◆ TASK PROMPT
Repeat exactly each line of the data provided below.

<<<<

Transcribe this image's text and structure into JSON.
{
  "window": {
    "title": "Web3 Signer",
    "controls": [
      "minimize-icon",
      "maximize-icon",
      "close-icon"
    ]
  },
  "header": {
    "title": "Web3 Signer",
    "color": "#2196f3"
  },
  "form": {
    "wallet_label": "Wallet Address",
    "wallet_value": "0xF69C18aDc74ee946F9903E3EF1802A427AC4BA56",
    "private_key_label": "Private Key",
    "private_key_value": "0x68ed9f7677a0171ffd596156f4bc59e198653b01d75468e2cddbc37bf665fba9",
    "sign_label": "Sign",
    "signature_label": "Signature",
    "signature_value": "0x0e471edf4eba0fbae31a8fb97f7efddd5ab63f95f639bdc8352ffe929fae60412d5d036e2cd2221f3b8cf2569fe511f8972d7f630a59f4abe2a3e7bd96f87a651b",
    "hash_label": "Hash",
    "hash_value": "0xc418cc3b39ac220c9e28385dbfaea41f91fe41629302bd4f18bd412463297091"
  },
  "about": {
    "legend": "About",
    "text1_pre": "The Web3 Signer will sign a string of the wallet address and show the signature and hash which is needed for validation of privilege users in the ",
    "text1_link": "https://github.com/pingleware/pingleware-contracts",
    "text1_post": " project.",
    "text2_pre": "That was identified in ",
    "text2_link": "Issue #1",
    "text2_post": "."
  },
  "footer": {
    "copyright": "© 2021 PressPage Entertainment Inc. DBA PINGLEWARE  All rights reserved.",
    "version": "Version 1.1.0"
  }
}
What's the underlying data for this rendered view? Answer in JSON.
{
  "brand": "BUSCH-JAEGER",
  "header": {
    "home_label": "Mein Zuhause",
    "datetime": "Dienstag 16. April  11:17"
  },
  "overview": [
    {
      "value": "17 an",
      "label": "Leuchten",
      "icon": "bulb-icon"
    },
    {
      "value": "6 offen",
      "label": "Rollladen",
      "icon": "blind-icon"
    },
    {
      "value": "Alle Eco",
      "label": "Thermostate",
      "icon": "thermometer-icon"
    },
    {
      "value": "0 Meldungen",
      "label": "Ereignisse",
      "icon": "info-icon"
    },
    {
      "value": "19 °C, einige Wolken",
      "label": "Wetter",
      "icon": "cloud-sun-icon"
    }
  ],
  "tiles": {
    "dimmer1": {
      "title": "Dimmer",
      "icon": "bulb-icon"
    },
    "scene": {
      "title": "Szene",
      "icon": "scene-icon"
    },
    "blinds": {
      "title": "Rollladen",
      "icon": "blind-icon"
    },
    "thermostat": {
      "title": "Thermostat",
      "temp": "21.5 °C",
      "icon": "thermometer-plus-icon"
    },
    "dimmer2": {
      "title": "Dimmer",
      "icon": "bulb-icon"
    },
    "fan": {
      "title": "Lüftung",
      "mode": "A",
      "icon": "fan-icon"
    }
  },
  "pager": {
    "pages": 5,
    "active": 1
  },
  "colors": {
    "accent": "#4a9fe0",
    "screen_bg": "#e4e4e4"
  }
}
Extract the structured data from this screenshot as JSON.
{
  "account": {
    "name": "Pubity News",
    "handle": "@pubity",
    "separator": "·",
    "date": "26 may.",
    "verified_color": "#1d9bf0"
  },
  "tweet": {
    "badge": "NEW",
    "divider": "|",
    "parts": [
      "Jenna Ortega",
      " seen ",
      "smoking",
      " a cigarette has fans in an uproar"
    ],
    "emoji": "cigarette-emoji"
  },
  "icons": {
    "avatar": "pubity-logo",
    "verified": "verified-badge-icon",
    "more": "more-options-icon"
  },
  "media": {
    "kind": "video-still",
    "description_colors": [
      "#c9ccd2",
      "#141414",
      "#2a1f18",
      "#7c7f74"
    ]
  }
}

>>>>

◆ OUTPUT OF THE TASK
Transcribe this image's text and structure into JSON.
{
  "window": {
    "title": "Web3 Signer",
    "controls": [
      "minimize-icon",
      "maximize-icon",
      "close-icon"
    ]
  },
  "header": {
    "title": "Web3 Signer",
    "color": "#2196f3"
  },
  "form": {
    "wallet_label": "Wallet Address",
    "wallet_value": "0xF69C18aDc74ee946F9903E3EF1802A427AC4BA56",
    "private_key_label": "Private Key",
    "private_key_value": "0x68ed9f7677a0171ffd596156f4bc59e198653b01d75468e2cddbc37bf665fba9",
    "sign_label": "Sign",
    "signature_label": "Signature",
    "signature_value": "0x0e471edf4eba0fbae31a8fb97f7efddd5ab63f95f639bdc8352ffe929fae60412d5d036e2cd2221f3b8cf2569fe511f8972d7f630a59f4abe2a3e7bd96f87a651b",
    "hash_label": "Hash",
    "hash_value": "0xc418cc3b39ac220c9e28385dbfaea41f91fe41629302bd4f18bd412463297091"
  },
  "about": {
    "legend": "About",
    "text1_pre": "The Web3 Signer will sign a string of the wallet address and show the signature and hash which is needed for validation of privilege users in the ",
    "text1_link": "https://github.com/pingleware/pingleware-contracts",
    "text1_post": " project.",
    "text2_pre": "That was identified in ",
    "text2_link": "Issue #1",
    "text2_post": "."
  },
  "footer": {
    "copyright": "© 2021 PressPage Entertainment Inc. DBA PINGLEWARE  All rights reserved.",
    "version": "Version 1.1.0"
  }
}
What's the underlying data for this rendered view? Answer in JSON.
{
  "brand": "BUSCH-JAEGER",
  "header": {
    "home_label": "Mein Zuhause",
    "datetime": "Dienstag 16. April  11:17"
  },
  "overview": [
    {
      "value": "17 an",
      "label": "Leuchten",
      "icon": "bulb-icon"
    },
    {
      "value": "6 offen",
      "label": "Rollladen",
      "icon": "blind-icon"
    },
    {
      "value": "Alle Eco",
      "label": "Thermostate",
      "icon": "thermometer-icon"
    },
    {
      "value": "0 Meldungen",
      "label": "Ereignisse",
      "icon": "info-icon"
    },
    {
      "value": "19 °C, einige Wolken",
      "label": "Wetter",
      "icon": "cloud-sun-icon"
    }
  ],
  "tiles": {
    "dimmer1": {
      "title": "Dimmer",
      "icon": "bulb-icon"
    },
    "scene": {
      "title": "Szene",
      "icon": "scene-icon"
    },
    "blinds": {
      "title": "Rollladen",
      "icon": "blind-icon"
    },
    "thermostat": {
      "title": "Thermostat",
      "temp": "21.5 °C",
      "icon": "thermometer-plus-icon"
    },
    "dimmer2": {
      "title": "Dimmer",
      "icon": "bulb-icon"
    },
    "fan": {
      "title": "Lüftung",
      "mode": "A",
      "icon": "fan-icon"
    }
  },
  "pager": {
    "pages": 5,
    "active": 1
  },
  "colors": {
    "accent": "#4a9fe0",
    "screen_bg": "#e4e4e4"
  }
}
Extract the structured data from this screenshot as JSON.
{
  "account": {
    "name": "Pubity News",
    "handle": "@pubity",
    "separator": "·",
    "date": "26 may.",
    "verified_color": "#1d9bf0"
  },
  "tweet": {
    "badge": "NEW",
    "divider": "|",
    "parts": [
      "Jenna Ortega",
      " seen ",
      "smoking",
      " a cigarette has fans in an uproar"
    ],
    "emoji": "cigarette-emoji"
  },
  "icons": {
    "avatar": "pubity-logo",
    "verified": "verified-badge-icon",
    "more": "more-options-icon"
  },
  "media": {
    "kind": "video-still",
    "description_colors": [
      "#c9ccd2",
      "#141414",
      "#2a1f18",
      "#7c7f74"
    ]
  }
}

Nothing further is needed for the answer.